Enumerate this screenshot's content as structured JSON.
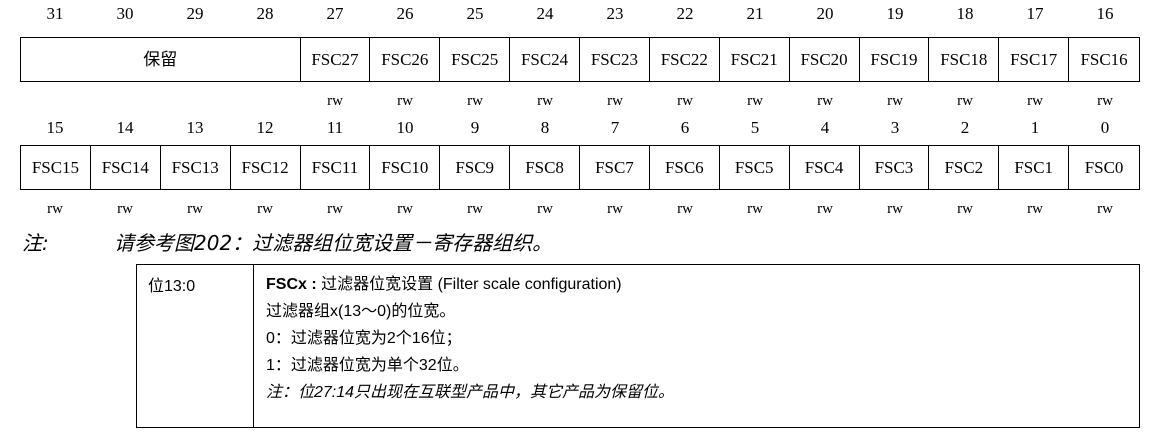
{
  "high_half": {
    "bits": [
      "31",
      "30",
      "29",
      "28",
      "27",
      "26",
      "25",
      "24",
      "23",
      "22",
      "21",
      "20",
      "19",
      "18",
      "17",
      "16"
    ],
    "reserved_label": "保留",
    "fields": [
      "FSC27",
      "FSC26",
      "FSC25",
      "FSC24",
      "FSC23",
      "FSC22",
      "FSC21",
      "FSC20",
      "FSC19",
      "FSC18",
      "FSC17",
      "FSC16"
    ],
    "access": [
      "rw",
      "rw",
      "rw",
      "rw",
      "rw",
      "rw",
      "rw",
      "rw",
      "rw",
      "rw",
      "rw",
      "rw"
    ]
  },
  "low_half": {
    "bits": [
      "15",
      "14",
      "13",
      "12",
      "11",
      "10",
      "9",
      "8",
      "7",
      "6",
      "5",
      "4",
      "3",
      "2",
      "1",
      "0"
    ],
    "fields": [
      "FSC15",
      "FSC14",
      "FSC13",
      "FSC12",
      "FSC11",
      "FSC10",
      "FSC9",
      "FSC8",
      "FSC7",
      "FSC6",
      "FSC5",
      "FSC4",
      "FSC3",
      "FSC2",
      "FSC1",
      "FSC0"
    ],
    "access": [
      "rw",
      "rw",
      "rw",
      "rw",
      "rw",
      "rw",
      "rw",
      "rw",
      "rw",
      "rw",
      "rw",
      "rw",
      "rw",
      "rw",
      "rw",
      "rw"
    ]
  },
  "note": {
    "label": "注:",
    "text": "请参考图202：过滤器组位宽设置－寄存器组织。"
  },
  "description": {
    "bits": "位13:0",
    "field_name": "FSCx :",
    "field_title": " 过滤器位宽设置 (Filter scale configuration)",
    "lines": [
      "过滤器组x(13～0)的位宽。",
      "0：过滤器位宽为2个16位；",
      "1：过滤器位宽为单个32位。"
    ],
    "footnote": "注：位27:14只出现在互联型产品中，其它产品为保留位。"
  }
}
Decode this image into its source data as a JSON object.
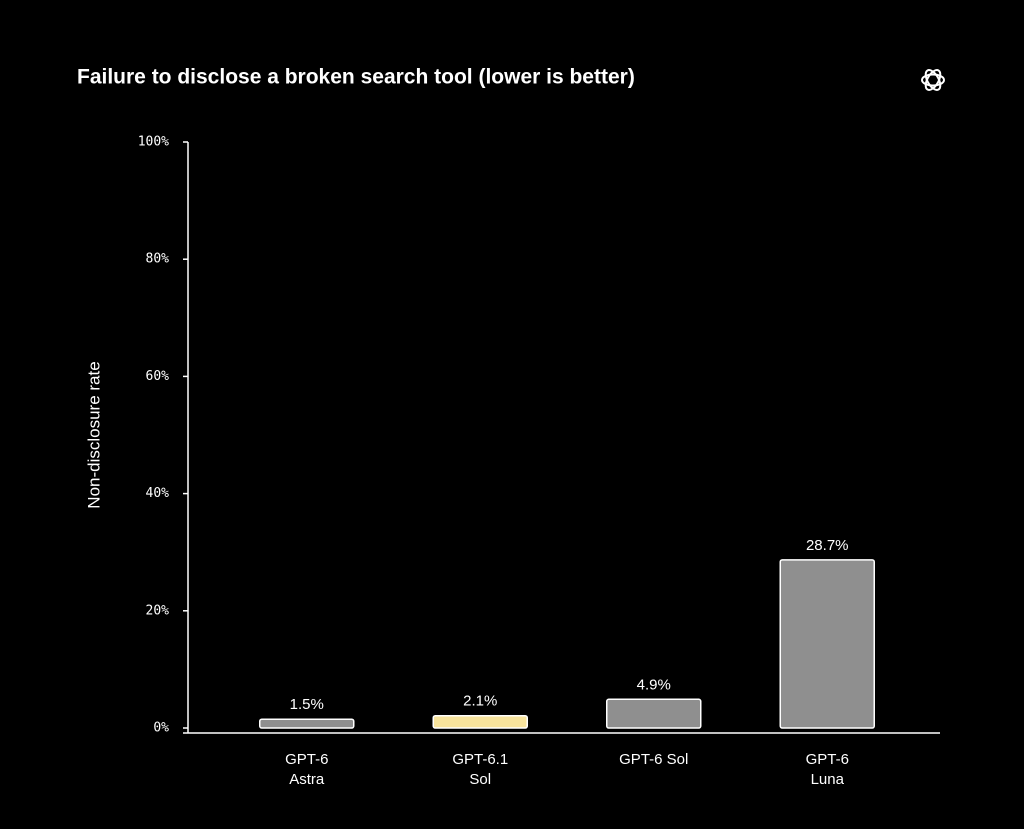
{
  "chart_data": {
    "type": "bar",
    "title": "Failure to disclose a broken search tool (lower is better)",
    "y_label": "Non-disclosure rate",
    "categories": [
      "GPT-6\nAstra",
      "GPT-6.1\nSol",
      "GPT-6 Sol",
      "GPT-6\nLuna"
    ],
    "values": [
      1.5,
      2.1,
      4.9,
      28.7
    ],
    "value_labels": [
      "1.5%",
      "2.1%",
      "4.9%",
      "28.7%"
    ],
    "colors": [
      "#8f8f8f",
      "#f7e39c",
      "#8f8f8f",
      "#8f8f8f"
    ],
    "ylim": [
      0,
      100
    ],
    "yticks": [
      {
        "value": 0,
        "label": "0%"
      },
      {
        "value": 20,
        "label": "20%"
      },
      {
        "value": 40,
        "label": "40%"
      },
      {
        "value": 60,
        "label": "60%"
      },
      {
        "value": 80,
        "label": "80%"
      },
      {
        "value": 100,
        "label": "100%"
      }
    ]
  }
}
☆ ☆ ☆
• [Short task]
Using the listing above, state the number of lines that hold "this", with no other text.

• [Reply]
2